[Dataset items]
────────

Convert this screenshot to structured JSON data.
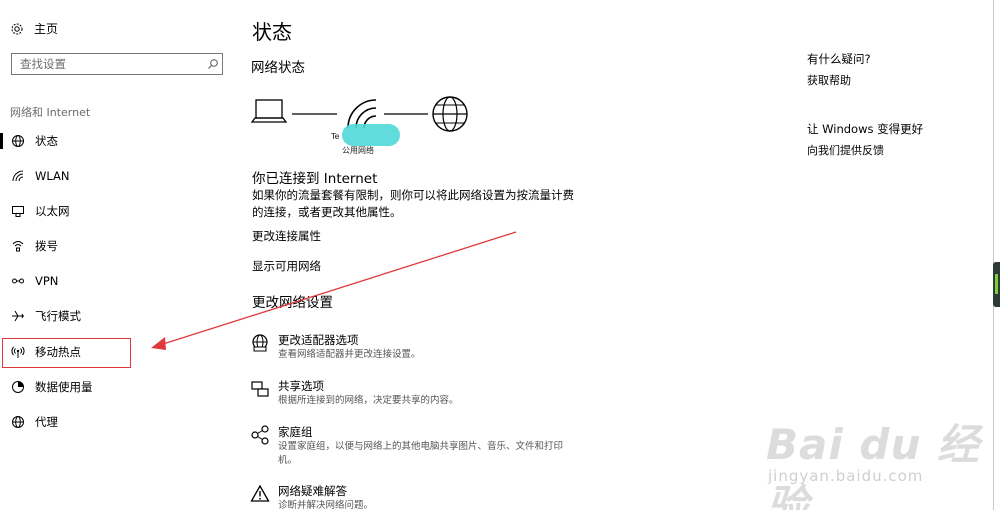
{
  "sidebar": {
    "home_label": "主页",
    "search_placeholder": "查找设置",
    "section_title": "网络和 Internet",
    "items": [
      {
        "label": "状态",
        "icon": "status-globe-icon"
      },
      {
        "label": "WLAN",
        "icon": "wifi-icon"
      },
      {
        "label": "以太网",
        "icon": "ethernet-icon"
      },
      {
        "label": "拨号",
        "icon": "dialup-icon"
      },
      {
        "label": "VPN",
        "icon": "vpn-icon"
      },
      {
        "label": "飞行模式",
        "icon": "airplane-icon"
      },
      {
        "label": "移动热点",
        "icon": "hotspot-icon"
      },
      {
        "label": "数据使用量",
        "icon": "data-usage-icon"
      },
      {
        "label": "代理",
        "icon": "proxy-globe-icon"
      }
    ]
  },
  "main": {
    "title": "状态",
    "network_status_heading": "网络状态",
    "diagram": {
      "network_name": "Te",
      "network_type": "公用网络"
    },
    "connected_heading": "你已连接到 Internet",
    "connected_desc": "如果你的流量套餐有限制，则你可以将此网络设置为按流量计费的连接，或者更改其他属性。",
    "links": [
      "更改连接属性",
      "显示可用网络"
    ],
    "change_heading": "更改网络设置",
    "options": [
      {
        "title": "更改适配器选项",
        "sub": "查看网络适配器并更改连接设置。",
        "icon": "adapter-icon"
      },
      {
        "title": "共享选项",
        "sub": "根据所连接到的网络，决定要共享的内容。",
        "icon": "sharing-icon"
      },
      {
        "title": "家庭组",
        "sub": "设置家庭组，以便与网络上的其他电脑共享图片、音乐、文件和打印机。",
        "icon": "homegroup-icon"
      },
      {
        "title": "网络疑难解答",
        "sub": "诊断并解决网络问题。",
        "icon": "warning-icon"
      }
    ]
  },
  "right": {
    "help_heading": "有什么疑问?",
    "help_link": "获取帮助",
    "improve_heading": "让 Windows 变得更好",
    "feedback_link": "向我们提供反馈"
  },
  "watermark": {
    "main": "Bai du 经验",
    "sub": "jingyan.baidu.com"
  },
  "colors": {
    "annotation": "#e0393b",
    "teal_mark": "#4fd8d8"
  }
}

────────

= WORK REQUIRED =
Each entry gets copied exactly; the pictures stay out.

= CORRECT OUTPUT =
Convert this screenshot to structured JSON data.
{
  "sidebar": {
    "home_label": "主页",
    "search_placeholder": "查找设置",
    "section_title": "网络和 Internet",
    "items": [
      {
        "label": "状态",
        "icon": "status-globe-icon"
      },
      {
        "label": "WLAN",
        "icon": "wifi-icon"
      },
      {
        "label": "以太网",
        "icon": "ethernet-icon"
      },
      {
        "label": "拨号",
        "icon": "dialup-icon"
      },
      {
        "label": "VPN",
        "icon": "vpn-icon"
      },
      {
        "label": "飞行模式",
        "icon": "airplane-icon"
      },
      {
        "label": "移动热点",
        "icon": "hotspot-icon"
      },
      {
        "label": "数据使用量",
        "icon": "data-usage-icon"
      },
      {
        "label": "代理",
        "icon": "proxy-globe-icon"
      }
    ]
  },
  "main": {
    "title": "状态",
    "network_status_heading": "网络状态",
    "diagram": {
      "network_name": "Te",
      "network_type": "公用网络"
    },
    "connected_heading": "你已连接到 Internet",
    "connected_desc": "如果你的流量套餐有限制，则你可以将此网络设置为按流量计费的连接，或者更改其他属性。",
    "links": [
      "更改连接属性",
      "显示可用网络"
    ],
    "change_heading": "更改网络设置",
    "options": [
      {
        "title": "更改适配器选项",
        "sub": "查看网络适配器并更改连接设置。",
        "icon": "adapter-icon"
      },
      {
        "title": "共享选项",
        "sub": "根据所连接到的网络，决定要共享的内容。",
        "icon": "sharing-icon"
      },
      {
        "title": "家庭组",
        "sub": "设置家庭组，以便与网络上的其他电脑共享图片、音乐、文件和打印机。",
        "icon": "homegroup-icon"
      },
      {
        "title": "网络疑难解答",
        "sub": "诊断并解决网络问题。",
        "icon": "warning-icon"
      }
    ]
  },
  "right": {
    "help_heading": "有什么疑问?",
    "help_link": "获取帮助",
    "improve_heading": "让 Windows 变得更好",
    "feedback_link": "向我们提供反馈"
  },
  "watermark": {
    "main": "Bai du 经验",
    "sub": "jingyan.baidu.com"
  },
  "colors": {
    "annotation": "#e0393b",
    "teal_mark": "#4fd8d8"
  }
}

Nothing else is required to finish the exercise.